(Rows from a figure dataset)
————

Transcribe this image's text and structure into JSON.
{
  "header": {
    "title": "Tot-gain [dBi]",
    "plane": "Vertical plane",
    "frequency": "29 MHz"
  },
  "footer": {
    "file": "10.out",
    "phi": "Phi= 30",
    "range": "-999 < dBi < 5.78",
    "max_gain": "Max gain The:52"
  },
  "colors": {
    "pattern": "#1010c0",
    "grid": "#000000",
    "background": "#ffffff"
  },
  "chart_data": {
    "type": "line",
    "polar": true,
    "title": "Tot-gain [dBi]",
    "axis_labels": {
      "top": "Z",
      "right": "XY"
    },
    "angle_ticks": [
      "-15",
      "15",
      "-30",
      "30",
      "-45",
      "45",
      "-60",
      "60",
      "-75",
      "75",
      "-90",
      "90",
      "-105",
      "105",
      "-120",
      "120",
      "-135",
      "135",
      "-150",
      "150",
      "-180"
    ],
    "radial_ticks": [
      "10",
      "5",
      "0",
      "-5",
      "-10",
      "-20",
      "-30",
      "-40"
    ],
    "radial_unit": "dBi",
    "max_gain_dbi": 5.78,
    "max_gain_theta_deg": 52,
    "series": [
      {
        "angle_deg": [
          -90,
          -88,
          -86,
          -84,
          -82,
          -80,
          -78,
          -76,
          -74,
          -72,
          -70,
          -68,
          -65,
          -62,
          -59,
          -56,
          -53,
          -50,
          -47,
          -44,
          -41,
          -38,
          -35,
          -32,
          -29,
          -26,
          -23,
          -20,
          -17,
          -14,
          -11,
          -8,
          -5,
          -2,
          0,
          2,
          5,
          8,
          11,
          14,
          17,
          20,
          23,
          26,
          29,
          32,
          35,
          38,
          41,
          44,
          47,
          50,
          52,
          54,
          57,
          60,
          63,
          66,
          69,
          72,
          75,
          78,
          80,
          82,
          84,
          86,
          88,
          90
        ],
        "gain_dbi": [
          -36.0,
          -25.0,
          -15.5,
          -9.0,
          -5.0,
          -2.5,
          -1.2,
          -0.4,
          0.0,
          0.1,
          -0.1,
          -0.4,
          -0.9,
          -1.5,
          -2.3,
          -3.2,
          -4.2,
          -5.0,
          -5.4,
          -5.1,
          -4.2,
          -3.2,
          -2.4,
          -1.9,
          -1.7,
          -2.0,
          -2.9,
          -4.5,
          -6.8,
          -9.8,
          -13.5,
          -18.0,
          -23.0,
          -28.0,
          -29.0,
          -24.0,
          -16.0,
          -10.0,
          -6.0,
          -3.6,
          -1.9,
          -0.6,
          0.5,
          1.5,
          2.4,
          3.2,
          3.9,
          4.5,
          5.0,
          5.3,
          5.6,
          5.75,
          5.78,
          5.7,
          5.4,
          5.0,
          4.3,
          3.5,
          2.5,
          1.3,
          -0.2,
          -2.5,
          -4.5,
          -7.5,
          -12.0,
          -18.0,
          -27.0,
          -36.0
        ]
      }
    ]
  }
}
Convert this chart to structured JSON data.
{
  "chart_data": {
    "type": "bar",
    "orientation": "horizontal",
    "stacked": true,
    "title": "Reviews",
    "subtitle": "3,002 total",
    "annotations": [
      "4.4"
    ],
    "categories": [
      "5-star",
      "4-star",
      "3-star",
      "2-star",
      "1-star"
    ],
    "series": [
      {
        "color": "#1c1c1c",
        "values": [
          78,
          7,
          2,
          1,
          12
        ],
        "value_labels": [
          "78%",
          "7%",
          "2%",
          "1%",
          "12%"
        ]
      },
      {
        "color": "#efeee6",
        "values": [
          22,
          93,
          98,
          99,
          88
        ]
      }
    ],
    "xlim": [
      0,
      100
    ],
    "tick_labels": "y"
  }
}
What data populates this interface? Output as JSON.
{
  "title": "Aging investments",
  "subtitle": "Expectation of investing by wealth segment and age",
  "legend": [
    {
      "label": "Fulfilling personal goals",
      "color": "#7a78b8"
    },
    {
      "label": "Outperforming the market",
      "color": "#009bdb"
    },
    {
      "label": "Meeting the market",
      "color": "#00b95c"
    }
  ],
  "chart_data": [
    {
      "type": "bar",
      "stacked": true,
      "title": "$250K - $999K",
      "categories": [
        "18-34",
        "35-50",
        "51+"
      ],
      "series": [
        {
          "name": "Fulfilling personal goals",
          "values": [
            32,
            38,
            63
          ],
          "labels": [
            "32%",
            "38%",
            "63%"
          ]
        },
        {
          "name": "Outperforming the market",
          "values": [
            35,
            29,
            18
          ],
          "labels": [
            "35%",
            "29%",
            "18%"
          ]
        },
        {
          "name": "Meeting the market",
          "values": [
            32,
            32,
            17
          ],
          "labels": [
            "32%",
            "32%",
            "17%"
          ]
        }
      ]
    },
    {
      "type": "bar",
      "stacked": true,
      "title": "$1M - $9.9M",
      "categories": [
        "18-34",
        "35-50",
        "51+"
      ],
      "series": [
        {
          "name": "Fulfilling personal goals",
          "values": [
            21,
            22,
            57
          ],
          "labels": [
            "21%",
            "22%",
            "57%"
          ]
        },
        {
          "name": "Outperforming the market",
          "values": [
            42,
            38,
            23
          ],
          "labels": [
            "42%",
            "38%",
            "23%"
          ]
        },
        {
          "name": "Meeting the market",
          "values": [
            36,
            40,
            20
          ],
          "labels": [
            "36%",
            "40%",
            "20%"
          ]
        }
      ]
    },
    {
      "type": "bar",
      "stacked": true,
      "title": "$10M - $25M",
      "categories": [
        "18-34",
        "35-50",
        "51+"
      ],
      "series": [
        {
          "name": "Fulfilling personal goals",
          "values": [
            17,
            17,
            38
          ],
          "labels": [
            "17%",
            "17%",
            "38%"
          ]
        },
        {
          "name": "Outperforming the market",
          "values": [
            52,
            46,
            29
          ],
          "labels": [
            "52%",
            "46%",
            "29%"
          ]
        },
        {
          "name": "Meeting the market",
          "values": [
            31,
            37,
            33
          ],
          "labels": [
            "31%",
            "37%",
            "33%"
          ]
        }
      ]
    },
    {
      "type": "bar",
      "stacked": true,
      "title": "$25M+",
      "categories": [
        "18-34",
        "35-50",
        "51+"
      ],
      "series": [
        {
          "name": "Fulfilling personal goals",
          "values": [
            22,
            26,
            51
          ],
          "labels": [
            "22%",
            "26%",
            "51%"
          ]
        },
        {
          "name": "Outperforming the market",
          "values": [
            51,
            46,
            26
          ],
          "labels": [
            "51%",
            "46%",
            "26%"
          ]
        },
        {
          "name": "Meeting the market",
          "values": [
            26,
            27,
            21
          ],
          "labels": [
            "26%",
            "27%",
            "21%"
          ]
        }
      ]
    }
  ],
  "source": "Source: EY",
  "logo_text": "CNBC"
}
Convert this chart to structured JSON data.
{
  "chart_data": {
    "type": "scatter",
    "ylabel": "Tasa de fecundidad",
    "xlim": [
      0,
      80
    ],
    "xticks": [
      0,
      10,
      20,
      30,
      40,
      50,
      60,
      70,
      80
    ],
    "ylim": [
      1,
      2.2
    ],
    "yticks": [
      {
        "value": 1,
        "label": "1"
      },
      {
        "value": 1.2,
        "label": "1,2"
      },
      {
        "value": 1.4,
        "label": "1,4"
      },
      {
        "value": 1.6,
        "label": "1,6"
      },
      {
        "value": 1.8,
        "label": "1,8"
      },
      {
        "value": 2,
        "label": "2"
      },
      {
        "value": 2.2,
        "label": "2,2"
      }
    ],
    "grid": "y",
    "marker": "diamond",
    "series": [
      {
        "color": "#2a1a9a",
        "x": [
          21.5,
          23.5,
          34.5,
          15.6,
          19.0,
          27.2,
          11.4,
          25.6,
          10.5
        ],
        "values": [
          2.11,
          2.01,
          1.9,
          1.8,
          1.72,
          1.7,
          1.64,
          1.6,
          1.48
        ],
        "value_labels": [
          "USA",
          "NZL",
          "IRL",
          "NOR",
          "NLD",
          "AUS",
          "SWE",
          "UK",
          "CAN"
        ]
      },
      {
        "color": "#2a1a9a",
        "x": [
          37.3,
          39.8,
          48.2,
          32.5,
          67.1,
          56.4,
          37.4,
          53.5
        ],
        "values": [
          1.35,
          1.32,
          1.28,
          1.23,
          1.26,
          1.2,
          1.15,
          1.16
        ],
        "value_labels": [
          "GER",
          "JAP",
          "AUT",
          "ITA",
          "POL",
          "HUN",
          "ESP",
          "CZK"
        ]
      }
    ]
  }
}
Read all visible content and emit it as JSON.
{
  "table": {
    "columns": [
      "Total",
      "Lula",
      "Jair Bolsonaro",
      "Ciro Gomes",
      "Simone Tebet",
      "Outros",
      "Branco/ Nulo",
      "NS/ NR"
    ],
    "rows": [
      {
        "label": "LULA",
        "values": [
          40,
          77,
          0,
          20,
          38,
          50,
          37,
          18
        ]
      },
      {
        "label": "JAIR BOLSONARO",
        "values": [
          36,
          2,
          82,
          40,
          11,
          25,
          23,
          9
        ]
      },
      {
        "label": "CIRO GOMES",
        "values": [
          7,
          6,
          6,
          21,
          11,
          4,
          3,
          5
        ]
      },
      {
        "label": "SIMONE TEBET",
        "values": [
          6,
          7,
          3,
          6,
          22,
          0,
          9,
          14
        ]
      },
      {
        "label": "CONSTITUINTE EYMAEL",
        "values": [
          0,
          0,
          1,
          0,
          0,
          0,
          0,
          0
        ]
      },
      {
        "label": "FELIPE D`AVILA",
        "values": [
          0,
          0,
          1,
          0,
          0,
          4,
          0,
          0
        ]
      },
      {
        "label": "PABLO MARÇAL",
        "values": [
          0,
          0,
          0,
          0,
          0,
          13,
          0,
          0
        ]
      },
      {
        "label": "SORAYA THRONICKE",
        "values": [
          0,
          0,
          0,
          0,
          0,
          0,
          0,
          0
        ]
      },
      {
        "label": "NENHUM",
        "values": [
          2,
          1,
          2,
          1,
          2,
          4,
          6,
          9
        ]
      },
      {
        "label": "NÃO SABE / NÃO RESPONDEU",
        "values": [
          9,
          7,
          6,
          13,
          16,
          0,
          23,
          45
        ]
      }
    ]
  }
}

————

**JOB:** Copy out each line of the material that holds the word "JSON".

**RESULT:**
Transcribe this image's text and structure into JSON.
Convert this chart to structured JSON data.
What data populates this interface? Output as JSON.
Convert this chart to structured JSON data.
Read all visible content and emit it as JSON.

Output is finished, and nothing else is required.